- Your goal: Copy out all lines of the records in which the word "marker" appears.

-*-

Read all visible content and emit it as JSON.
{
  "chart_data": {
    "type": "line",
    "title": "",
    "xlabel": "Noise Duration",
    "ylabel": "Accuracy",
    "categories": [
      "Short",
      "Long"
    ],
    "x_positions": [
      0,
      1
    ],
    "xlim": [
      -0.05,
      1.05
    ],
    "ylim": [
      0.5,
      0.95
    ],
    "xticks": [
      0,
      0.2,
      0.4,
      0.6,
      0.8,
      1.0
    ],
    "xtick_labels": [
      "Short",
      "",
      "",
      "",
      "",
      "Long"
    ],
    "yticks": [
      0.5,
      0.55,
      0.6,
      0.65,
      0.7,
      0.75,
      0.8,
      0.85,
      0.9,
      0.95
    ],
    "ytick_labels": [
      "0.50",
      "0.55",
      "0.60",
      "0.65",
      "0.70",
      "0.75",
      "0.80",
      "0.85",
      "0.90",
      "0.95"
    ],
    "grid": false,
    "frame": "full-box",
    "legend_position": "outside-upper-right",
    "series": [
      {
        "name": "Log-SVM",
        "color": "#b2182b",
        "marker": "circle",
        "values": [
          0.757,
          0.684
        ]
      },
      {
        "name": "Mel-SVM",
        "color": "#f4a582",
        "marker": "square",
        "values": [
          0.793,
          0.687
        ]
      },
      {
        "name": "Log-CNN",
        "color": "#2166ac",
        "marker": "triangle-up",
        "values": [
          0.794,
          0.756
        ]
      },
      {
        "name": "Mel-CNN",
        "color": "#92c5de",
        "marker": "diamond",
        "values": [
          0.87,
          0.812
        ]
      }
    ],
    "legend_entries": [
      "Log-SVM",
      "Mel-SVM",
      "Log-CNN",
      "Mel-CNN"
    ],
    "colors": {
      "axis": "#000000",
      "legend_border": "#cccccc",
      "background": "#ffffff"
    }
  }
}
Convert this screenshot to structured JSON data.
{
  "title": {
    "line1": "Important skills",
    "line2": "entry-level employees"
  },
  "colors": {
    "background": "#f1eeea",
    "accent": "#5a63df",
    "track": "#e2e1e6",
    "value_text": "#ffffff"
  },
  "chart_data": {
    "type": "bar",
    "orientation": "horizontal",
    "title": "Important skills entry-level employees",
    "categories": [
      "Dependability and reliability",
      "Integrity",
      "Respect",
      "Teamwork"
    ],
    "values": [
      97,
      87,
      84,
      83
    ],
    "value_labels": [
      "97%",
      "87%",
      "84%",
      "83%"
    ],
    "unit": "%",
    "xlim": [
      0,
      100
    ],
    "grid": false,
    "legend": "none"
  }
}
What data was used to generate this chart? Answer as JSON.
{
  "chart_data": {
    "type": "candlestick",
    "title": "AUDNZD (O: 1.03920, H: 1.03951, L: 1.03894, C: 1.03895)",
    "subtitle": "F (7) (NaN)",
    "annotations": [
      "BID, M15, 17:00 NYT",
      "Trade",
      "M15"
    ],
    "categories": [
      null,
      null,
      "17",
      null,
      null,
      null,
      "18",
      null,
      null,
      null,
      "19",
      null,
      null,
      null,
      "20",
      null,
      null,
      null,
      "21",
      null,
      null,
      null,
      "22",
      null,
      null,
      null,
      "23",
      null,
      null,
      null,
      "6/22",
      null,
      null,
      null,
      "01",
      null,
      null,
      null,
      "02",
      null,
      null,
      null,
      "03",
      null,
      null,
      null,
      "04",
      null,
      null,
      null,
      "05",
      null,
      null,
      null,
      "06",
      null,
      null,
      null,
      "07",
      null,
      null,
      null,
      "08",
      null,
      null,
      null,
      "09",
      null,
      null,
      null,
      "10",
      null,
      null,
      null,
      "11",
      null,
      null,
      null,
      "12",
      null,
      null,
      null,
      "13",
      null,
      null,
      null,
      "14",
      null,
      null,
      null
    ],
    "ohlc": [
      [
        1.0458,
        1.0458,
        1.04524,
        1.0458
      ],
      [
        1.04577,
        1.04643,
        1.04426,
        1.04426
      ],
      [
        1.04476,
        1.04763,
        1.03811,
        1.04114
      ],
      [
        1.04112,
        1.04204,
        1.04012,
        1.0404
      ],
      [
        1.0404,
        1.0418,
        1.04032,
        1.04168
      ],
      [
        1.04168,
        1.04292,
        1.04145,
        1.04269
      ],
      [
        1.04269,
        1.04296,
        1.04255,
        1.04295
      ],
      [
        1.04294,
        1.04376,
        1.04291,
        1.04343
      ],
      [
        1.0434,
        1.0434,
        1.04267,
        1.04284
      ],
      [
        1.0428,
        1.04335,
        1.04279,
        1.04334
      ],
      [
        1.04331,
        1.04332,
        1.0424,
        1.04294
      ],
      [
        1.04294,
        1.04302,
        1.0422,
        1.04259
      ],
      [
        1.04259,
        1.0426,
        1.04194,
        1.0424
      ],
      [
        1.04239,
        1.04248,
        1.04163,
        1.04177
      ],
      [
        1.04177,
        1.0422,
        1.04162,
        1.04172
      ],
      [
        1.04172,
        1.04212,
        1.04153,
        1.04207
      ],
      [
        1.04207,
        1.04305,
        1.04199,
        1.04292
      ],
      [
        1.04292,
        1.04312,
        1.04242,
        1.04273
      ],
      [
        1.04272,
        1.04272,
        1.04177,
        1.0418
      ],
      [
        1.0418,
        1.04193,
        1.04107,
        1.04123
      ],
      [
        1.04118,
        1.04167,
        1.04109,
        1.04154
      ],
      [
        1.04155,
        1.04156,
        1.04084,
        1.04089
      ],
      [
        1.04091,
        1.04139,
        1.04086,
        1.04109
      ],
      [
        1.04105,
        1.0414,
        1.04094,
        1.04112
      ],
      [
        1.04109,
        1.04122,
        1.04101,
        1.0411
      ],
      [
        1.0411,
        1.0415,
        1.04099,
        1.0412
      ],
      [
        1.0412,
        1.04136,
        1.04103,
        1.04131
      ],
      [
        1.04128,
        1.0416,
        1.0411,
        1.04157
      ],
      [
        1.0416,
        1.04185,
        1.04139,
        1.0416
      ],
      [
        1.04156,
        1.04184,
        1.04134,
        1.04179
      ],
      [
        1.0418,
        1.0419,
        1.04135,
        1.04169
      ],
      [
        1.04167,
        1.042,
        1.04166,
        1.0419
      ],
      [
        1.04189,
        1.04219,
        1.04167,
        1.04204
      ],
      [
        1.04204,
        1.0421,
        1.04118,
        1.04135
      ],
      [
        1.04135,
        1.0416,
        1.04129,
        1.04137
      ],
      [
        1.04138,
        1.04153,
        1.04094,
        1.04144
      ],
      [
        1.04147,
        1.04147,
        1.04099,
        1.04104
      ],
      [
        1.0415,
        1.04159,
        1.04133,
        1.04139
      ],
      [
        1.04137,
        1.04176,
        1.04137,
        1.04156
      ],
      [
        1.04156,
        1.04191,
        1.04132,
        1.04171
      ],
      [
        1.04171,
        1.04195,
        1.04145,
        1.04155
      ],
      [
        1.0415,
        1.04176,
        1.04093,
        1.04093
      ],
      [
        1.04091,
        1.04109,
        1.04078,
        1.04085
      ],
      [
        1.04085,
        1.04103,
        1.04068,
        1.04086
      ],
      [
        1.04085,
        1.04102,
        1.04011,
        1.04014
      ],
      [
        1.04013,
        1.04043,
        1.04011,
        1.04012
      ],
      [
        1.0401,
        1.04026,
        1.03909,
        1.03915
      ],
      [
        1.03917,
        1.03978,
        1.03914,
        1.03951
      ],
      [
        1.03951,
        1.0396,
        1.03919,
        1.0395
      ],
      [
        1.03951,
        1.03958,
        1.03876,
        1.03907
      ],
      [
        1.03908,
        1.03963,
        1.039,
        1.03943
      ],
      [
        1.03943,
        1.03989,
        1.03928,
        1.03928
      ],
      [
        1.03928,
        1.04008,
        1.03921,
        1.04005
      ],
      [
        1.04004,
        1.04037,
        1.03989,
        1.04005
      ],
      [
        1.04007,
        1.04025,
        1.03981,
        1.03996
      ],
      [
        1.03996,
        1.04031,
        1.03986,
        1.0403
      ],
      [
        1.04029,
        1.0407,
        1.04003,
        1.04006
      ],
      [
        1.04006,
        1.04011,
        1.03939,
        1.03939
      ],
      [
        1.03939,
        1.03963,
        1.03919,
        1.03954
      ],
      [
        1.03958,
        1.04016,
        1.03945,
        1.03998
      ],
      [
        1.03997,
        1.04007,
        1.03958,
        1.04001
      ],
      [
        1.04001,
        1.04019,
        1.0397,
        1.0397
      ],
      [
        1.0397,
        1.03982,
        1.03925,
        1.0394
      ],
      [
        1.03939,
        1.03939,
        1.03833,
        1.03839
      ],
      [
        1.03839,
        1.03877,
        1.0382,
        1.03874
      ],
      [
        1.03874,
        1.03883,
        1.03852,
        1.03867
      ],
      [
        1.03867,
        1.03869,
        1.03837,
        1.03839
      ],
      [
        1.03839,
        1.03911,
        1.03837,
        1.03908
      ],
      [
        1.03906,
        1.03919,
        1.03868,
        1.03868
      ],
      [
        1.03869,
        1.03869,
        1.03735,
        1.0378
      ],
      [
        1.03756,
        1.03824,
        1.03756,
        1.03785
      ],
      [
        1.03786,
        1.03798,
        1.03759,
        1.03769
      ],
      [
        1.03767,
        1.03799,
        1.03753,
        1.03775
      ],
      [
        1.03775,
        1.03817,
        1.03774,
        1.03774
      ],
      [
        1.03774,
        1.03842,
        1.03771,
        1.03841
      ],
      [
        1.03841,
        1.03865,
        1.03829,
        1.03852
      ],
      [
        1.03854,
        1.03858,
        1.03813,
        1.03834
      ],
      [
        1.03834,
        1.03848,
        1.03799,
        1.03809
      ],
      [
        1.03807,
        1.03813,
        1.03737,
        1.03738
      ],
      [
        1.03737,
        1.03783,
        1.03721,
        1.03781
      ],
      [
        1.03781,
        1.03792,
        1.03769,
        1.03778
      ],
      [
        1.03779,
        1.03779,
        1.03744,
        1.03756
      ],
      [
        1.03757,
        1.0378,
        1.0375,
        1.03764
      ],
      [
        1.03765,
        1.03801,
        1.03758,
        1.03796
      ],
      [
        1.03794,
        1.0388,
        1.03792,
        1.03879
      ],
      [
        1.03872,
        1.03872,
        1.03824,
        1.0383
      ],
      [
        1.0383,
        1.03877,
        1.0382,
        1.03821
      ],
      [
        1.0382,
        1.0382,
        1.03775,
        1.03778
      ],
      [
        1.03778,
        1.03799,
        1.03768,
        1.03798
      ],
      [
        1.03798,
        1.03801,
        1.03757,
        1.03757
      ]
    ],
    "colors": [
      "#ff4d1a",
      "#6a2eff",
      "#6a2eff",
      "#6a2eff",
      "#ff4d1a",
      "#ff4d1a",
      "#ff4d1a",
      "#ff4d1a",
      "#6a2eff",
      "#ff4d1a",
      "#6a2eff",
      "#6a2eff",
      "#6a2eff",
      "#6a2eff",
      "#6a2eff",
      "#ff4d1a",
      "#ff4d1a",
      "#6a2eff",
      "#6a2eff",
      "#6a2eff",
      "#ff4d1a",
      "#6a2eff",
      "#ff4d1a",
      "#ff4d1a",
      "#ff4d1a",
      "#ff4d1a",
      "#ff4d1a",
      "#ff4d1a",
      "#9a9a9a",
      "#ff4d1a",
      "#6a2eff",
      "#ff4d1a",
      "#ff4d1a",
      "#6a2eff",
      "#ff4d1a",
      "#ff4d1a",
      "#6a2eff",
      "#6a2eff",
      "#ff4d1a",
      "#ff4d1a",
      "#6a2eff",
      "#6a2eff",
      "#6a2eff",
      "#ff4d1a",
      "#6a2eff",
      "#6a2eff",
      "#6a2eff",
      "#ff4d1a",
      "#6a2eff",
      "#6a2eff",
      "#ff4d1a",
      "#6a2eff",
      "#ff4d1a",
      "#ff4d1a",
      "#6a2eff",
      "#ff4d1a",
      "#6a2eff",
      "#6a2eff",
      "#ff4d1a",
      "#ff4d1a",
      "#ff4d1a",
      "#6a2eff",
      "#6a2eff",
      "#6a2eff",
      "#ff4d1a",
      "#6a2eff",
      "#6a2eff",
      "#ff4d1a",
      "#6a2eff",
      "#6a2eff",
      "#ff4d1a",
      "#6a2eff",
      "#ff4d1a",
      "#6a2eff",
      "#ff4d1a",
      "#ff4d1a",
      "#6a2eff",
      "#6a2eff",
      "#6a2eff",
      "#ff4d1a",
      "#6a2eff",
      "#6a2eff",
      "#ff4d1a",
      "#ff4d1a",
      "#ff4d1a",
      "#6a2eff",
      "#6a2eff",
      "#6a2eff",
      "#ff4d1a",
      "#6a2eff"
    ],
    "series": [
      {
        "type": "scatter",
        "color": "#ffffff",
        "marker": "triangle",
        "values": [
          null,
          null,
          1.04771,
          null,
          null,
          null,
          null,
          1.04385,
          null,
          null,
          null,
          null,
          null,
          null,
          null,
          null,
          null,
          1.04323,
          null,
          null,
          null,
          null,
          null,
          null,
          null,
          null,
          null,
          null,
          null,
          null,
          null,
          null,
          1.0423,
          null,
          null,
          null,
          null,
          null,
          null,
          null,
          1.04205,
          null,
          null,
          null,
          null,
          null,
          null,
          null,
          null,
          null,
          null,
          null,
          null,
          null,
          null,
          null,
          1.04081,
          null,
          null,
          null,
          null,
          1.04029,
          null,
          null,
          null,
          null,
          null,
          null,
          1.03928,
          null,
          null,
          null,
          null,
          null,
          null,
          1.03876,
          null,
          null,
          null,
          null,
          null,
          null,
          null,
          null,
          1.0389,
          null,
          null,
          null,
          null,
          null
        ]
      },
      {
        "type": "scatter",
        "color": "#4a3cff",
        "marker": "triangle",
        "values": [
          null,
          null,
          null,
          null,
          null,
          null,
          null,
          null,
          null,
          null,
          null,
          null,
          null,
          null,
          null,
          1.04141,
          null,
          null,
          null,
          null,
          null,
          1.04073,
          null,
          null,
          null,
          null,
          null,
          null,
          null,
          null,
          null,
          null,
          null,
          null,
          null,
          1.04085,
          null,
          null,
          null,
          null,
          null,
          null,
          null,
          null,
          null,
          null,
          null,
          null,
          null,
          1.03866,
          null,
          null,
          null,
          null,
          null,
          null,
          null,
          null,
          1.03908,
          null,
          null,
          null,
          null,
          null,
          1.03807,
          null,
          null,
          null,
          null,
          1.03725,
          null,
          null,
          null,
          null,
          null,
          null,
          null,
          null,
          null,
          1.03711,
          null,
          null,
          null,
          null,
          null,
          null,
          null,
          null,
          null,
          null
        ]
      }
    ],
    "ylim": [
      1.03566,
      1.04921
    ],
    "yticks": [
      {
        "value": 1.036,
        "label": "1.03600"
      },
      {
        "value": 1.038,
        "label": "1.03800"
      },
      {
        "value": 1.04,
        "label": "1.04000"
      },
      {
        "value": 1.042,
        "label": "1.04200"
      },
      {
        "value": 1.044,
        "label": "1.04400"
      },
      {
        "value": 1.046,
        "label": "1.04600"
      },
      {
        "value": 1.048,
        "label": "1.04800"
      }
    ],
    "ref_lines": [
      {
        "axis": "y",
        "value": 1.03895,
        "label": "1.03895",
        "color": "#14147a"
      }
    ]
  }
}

-*-

- Exercise output:
        "marker": "circle",
        "marker": "square",
        "marker": "triangle-up",
        "marker": "diamond",
        "marker": "triangle",
        "marker": "triangle",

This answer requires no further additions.